## REQUIRED TASK
Look for "image" in the listing below. Gather each line that contains it.

## EXERCISE DATA

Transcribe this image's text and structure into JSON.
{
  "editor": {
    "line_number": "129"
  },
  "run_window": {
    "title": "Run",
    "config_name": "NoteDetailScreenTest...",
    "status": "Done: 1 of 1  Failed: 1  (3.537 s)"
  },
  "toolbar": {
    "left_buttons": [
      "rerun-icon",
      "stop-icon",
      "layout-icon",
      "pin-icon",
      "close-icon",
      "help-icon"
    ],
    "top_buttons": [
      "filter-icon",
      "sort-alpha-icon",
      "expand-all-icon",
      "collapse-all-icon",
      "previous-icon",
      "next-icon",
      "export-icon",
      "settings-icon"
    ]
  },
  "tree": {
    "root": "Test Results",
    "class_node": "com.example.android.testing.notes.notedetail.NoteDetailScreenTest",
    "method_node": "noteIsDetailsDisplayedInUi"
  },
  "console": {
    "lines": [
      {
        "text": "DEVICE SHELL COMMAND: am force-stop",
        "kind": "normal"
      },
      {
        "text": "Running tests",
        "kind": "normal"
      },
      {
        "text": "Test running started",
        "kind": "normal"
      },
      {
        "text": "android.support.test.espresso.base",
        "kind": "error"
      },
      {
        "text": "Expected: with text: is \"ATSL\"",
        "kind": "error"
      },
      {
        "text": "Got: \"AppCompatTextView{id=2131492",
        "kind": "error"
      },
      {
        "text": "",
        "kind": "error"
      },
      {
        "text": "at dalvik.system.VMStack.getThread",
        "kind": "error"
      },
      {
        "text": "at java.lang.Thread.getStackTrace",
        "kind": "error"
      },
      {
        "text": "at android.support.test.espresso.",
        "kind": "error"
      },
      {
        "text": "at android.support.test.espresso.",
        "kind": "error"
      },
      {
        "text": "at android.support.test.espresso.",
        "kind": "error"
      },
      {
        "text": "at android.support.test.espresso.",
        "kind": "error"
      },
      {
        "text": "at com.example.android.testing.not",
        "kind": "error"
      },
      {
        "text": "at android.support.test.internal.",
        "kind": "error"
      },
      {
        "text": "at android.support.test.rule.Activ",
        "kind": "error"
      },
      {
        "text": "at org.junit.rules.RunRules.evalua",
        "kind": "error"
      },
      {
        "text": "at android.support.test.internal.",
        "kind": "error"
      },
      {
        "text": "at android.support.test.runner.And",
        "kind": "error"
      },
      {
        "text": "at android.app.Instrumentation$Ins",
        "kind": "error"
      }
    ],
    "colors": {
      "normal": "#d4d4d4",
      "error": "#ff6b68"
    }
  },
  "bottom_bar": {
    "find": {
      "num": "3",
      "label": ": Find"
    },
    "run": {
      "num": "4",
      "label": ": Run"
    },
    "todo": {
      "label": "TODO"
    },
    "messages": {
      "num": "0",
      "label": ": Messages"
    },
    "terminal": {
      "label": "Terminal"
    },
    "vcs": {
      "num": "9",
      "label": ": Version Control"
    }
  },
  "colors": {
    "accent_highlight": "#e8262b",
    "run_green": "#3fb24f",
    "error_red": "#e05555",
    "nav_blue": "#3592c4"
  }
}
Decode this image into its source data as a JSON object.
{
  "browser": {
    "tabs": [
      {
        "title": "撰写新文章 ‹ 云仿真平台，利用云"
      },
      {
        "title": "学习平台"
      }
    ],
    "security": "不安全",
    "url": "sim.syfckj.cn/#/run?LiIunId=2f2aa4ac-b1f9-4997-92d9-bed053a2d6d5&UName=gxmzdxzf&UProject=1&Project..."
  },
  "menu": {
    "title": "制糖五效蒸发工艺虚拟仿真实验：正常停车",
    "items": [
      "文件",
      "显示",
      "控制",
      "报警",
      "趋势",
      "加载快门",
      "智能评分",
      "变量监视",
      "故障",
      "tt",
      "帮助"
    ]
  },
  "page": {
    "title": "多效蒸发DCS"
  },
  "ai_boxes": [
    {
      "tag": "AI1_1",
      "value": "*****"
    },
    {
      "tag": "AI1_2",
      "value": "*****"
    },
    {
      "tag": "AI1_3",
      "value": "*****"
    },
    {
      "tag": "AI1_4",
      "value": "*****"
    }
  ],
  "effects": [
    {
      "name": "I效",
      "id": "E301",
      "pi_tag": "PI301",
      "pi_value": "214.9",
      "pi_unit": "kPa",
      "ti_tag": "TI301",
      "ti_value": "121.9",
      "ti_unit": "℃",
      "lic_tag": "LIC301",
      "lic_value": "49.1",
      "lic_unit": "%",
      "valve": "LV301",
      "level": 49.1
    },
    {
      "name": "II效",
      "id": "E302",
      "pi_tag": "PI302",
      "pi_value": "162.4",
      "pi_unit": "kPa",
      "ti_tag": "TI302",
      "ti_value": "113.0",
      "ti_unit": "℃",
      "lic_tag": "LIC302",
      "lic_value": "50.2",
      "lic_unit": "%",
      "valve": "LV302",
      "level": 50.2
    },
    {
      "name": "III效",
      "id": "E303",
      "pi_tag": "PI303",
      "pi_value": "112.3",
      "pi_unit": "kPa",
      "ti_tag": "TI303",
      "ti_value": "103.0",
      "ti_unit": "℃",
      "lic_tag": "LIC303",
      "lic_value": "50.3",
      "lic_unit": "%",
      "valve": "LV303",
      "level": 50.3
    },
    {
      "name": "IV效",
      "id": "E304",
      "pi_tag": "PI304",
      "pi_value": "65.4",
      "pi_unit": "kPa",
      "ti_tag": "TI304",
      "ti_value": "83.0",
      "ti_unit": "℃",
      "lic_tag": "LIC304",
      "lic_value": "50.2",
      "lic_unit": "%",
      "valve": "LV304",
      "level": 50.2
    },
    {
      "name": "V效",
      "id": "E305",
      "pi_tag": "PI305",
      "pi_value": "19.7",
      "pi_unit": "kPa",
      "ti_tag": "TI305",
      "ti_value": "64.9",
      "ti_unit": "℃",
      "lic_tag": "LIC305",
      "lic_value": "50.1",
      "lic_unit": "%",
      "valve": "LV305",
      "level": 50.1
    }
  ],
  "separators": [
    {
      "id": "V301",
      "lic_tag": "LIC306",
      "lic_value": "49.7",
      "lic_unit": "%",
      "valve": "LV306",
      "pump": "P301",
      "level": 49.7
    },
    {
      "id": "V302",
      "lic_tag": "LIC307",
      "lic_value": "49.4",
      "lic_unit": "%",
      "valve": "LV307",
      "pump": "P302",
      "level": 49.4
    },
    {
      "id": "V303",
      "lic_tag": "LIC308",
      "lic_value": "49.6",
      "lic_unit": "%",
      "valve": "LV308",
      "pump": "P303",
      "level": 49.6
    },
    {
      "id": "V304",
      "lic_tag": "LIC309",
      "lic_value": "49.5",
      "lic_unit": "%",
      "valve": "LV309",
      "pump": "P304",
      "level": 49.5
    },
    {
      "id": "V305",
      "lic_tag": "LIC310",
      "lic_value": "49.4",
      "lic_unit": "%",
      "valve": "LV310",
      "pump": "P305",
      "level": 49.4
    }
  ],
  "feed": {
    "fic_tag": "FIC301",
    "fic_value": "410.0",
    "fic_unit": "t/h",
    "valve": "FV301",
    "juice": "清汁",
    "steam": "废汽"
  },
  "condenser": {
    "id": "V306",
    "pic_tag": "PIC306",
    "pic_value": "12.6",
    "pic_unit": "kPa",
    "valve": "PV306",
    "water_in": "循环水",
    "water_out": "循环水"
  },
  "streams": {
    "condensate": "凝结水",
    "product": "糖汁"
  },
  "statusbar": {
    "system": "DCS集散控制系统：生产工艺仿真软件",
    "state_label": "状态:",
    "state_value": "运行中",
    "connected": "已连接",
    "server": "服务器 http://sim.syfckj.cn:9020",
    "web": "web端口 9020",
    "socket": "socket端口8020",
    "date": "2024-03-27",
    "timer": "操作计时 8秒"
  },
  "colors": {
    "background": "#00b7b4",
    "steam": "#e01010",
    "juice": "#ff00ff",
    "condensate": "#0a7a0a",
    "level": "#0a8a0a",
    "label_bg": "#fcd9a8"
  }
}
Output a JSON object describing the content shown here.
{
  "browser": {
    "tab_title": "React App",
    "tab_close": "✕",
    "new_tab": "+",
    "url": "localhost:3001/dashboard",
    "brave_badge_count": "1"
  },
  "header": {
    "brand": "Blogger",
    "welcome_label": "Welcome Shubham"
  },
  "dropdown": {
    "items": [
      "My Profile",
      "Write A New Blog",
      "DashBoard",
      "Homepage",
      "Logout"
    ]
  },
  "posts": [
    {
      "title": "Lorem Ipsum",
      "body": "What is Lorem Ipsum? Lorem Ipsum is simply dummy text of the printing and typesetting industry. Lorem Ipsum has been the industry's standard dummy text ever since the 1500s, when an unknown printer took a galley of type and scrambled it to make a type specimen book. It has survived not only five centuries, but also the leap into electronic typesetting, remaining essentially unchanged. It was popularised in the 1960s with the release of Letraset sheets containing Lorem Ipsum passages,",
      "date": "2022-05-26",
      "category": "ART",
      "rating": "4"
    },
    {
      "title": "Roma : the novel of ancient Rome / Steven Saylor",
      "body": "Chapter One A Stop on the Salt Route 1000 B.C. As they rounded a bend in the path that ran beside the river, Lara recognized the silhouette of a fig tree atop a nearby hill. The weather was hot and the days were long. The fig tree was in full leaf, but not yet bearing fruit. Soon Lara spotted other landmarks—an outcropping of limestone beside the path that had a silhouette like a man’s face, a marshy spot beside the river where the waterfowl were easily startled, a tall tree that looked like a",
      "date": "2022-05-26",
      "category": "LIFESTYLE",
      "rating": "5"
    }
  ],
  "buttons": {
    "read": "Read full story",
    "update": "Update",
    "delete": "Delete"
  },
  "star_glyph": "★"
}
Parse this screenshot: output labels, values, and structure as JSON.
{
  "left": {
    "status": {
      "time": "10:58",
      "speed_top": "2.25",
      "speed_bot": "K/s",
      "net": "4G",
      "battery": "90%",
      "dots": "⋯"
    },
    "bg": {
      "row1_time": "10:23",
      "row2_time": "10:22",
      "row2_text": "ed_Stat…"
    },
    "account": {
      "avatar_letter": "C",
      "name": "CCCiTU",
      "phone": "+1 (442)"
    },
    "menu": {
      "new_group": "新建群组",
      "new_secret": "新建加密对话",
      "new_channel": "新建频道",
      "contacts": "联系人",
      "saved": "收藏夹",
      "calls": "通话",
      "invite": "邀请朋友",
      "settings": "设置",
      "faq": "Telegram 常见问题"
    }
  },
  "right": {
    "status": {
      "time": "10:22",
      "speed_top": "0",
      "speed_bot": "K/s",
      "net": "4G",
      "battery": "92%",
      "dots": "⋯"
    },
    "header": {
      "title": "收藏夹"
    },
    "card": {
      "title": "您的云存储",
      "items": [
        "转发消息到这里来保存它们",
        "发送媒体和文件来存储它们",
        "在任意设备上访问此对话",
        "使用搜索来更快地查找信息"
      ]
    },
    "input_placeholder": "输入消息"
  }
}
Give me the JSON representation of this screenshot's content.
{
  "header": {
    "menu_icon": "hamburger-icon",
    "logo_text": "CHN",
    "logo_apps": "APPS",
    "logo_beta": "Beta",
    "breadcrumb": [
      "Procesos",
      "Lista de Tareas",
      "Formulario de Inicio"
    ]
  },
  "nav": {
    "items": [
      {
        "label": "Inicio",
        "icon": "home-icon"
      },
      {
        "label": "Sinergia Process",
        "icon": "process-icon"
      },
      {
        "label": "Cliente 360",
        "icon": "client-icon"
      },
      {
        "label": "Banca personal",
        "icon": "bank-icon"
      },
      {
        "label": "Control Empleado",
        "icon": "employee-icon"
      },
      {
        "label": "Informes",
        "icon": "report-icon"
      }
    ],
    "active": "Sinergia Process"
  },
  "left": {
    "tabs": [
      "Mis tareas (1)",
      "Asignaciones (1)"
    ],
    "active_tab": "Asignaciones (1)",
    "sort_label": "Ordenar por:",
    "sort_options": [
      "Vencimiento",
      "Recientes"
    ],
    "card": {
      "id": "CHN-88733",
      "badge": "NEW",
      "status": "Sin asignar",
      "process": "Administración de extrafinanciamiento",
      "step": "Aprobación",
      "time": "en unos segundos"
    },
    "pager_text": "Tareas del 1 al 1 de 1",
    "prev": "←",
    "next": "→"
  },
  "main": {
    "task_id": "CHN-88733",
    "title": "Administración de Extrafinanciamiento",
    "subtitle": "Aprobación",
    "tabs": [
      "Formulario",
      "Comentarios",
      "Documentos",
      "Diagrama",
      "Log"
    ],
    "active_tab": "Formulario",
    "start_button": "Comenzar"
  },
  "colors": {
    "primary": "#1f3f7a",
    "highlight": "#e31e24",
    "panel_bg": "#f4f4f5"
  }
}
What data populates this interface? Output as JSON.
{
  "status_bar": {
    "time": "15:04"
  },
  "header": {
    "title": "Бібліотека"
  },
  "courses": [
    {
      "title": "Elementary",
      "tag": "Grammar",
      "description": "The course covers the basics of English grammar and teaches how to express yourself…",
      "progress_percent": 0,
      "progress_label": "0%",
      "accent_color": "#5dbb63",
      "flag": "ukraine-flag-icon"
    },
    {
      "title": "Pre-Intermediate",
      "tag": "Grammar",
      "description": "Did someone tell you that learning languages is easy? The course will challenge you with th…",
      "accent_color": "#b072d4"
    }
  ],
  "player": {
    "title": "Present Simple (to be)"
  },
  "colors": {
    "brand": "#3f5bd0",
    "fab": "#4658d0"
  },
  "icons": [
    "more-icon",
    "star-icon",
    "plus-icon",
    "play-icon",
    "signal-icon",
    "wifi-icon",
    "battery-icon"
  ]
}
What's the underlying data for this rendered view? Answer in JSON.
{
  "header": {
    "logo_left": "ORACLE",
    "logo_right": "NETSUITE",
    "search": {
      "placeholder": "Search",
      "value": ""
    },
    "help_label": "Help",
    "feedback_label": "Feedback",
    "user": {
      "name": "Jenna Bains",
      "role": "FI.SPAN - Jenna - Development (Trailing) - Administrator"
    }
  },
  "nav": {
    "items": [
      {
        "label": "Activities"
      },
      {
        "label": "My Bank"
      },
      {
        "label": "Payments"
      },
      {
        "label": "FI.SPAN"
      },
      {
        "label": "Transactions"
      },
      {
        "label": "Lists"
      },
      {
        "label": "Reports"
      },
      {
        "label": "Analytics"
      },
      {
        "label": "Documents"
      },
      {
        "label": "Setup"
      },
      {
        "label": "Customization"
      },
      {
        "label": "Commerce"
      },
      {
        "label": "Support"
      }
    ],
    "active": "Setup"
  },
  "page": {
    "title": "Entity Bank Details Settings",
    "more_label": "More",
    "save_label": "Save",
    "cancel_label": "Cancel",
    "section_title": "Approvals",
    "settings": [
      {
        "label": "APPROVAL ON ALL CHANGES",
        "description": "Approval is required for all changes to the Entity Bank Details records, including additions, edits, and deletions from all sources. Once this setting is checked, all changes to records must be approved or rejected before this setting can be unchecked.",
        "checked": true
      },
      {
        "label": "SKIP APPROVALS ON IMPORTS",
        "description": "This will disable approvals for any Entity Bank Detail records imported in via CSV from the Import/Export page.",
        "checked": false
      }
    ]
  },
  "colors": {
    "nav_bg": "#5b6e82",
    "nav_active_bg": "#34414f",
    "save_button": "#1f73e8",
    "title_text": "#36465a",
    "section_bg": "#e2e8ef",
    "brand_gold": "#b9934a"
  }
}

## TASK SOLUTION
Transcribe this image's text and structure into JSON.
Decode this image into its source data as a JSON object.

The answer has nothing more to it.